- AVAILABLE RECORDS -
#####

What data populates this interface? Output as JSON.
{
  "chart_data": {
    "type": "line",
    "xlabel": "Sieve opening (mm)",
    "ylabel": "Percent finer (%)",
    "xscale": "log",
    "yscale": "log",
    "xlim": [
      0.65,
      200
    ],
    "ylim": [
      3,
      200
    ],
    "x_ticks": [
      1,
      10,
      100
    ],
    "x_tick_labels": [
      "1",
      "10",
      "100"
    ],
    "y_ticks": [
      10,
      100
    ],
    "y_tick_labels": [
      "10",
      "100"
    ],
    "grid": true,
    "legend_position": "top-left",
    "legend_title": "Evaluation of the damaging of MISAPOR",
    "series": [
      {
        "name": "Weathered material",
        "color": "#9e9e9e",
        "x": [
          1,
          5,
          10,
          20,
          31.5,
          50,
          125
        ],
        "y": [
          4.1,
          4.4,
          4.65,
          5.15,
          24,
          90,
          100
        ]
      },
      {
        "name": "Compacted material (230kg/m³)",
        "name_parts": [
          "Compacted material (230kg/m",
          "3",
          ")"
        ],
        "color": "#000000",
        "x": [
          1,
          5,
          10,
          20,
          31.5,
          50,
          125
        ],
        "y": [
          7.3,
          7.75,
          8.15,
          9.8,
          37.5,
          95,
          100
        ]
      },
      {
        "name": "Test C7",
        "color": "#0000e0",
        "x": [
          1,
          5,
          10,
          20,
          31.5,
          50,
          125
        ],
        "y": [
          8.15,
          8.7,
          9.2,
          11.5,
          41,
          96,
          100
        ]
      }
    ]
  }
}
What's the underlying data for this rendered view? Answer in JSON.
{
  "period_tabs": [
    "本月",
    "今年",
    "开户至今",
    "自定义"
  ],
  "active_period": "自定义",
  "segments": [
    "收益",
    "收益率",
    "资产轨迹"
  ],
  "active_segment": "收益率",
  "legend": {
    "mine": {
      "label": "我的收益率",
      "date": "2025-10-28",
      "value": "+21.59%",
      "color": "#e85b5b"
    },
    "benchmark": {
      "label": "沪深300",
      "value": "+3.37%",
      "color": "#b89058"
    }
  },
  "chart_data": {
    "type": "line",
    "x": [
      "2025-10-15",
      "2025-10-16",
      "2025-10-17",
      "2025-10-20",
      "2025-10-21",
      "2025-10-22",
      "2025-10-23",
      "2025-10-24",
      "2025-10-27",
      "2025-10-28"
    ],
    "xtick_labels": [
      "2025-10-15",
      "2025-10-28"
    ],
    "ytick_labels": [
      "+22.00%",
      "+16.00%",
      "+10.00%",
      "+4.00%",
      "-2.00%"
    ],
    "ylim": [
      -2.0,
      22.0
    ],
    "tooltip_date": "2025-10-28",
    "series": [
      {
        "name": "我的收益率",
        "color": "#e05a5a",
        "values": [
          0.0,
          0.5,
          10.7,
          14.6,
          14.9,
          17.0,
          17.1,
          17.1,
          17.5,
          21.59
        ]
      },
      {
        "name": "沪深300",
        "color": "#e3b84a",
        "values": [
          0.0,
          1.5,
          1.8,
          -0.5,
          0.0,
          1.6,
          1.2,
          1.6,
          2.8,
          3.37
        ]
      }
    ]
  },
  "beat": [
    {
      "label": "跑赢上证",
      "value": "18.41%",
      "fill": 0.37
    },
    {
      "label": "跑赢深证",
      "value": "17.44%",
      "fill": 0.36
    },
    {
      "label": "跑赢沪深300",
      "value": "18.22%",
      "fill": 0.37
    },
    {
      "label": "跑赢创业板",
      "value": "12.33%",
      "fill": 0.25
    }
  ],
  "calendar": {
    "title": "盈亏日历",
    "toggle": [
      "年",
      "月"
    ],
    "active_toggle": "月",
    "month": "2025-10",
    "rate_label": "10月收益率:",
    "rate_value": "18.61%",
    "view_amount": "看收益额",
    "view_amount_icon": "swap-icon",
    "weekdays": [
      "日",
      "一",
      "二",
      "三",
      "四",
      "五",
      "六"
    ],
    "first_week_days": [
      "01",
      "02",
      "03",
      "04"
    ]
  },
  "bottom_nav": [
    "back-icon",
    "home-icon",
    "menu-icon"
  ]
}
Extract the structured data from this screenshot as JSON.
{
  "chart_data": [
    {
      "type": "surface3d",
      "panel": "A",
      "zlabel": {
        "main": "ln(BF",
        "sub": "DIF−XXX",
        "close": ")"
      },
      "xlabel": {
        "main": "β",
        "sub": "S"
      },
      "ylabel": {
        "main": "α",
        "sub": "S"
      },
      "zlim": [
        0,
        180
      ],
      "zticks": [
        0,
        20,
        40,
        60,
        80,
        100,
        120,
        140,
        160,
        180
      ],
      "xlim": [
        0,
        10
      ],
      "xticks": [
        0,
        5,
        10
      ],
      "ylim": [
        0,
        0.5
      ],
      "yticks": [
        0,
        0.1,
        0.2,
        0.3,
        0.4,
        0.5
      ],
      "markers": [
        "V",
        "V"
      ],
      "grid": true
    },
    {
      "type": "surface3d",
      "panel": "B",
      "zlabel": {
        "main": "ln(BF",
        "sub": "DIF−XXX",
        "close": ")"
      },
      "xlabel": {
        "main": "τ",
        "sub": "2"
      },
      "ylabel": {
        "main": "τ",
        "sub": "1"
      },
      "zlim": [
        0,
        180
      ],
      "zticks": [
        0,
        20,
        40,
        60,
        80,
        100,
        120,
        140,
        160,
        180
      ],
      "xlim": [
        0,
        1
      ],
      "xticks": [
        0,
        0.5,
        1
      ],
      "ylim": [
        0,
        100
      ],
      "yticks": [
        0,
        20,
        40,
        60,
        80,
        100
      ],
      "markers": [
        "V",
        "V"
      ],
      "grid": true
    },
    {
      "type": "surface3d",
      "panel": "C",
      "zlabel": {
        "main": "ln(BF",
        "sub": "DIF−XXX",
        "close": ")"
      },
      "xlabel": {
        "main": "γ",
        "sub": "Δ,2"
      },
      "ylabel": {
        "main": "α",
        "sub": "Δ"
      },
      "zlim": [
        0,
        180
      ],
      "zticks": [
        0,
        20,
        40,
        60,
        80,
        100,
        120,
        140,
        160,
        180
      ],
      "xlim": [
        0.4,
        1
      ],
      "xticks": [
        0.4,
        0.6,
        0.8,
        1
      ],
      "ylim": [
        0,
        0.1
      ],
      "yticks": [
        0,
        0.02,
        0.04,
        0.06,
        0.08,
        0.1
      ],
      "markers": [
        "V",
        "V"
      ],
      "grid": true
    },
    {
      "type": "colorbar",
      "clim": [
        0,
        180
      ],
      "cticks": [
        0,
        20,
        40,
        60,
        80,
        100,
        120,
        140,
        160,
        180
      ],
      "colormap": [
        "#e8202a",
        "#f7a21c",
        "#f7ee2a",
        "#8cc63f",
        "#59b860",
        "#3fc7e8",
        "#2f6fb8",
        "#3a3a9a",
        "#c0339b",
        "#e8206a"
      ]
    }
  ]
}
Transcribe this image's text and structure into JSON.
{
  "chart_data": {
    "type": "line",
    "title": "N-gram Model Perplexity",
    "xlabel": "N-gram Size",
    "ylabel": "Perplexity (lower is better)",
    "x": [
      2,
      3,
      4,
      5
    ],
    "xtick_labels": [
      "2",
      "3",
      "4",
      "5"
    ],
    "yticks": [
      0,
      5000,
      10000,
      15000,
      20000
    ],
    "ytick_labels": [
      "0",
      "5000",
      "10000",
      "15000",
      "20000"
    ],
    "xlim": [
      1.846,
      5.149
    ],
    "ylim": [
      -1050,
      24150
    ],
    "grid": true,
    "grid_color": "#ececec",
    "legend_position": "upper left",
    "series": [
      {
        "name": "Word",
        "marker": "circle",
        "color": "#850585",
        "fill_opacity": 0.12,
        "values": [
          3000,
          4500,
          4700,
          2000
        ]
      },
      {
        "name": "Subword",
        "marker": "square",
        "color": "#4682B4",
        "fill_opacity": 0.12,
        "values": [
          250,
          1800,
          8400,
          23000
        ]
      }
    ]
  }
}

#####

- STATED TASK -
Please quote exactly the lines from the one containing "Transcribe this image's" through the last line of the records above, both included, and nothing else.

- CORRECT RESPONSE -
Transcribe this image's text and structure into JSON.
{
  "chart_data": {
    "type": "line",
    "title": "N-gram Model Perplexity",
    "xlabel": "N-gram Size",
    "ylabel": "Perplexity (lower is better)",
    "x": [
      2,
      3,
      4,
      5
    ],
    "xtick_labels": [
      "2",
      "3",
      "4",
      "5"
    ],
    "yticks": [
      0,
      5000,
      10000,
      15000,
      20000
    ],
    "ytick_labels": [
      "0",
      "5000",
      "10000",
      "15000",
      "20000"
    ],
    "xlim": [
      1.846,
      5.149
    ],
    "ylim": [
      -1050,
      24150
    ],
    "grid": true,
    "grid_color": "#ececec",
    "legend_position": "upper left",
    "series": [
      {
        "name": "Word",
        "marker": "circle",
        "color": "#850585",
        "fill_opacity": 0.12,
        "values": [
          3000,
          4500,
          4700,
          2000
        ]
      },
      {
        "name": "Subword",
        "marker": "square",
        "color": "#4682B4",
        "fill_opacity": 0.12,
        "values": [
          250,
          1800,
          8400,
          23000
        ]
      }
    ]
  }
}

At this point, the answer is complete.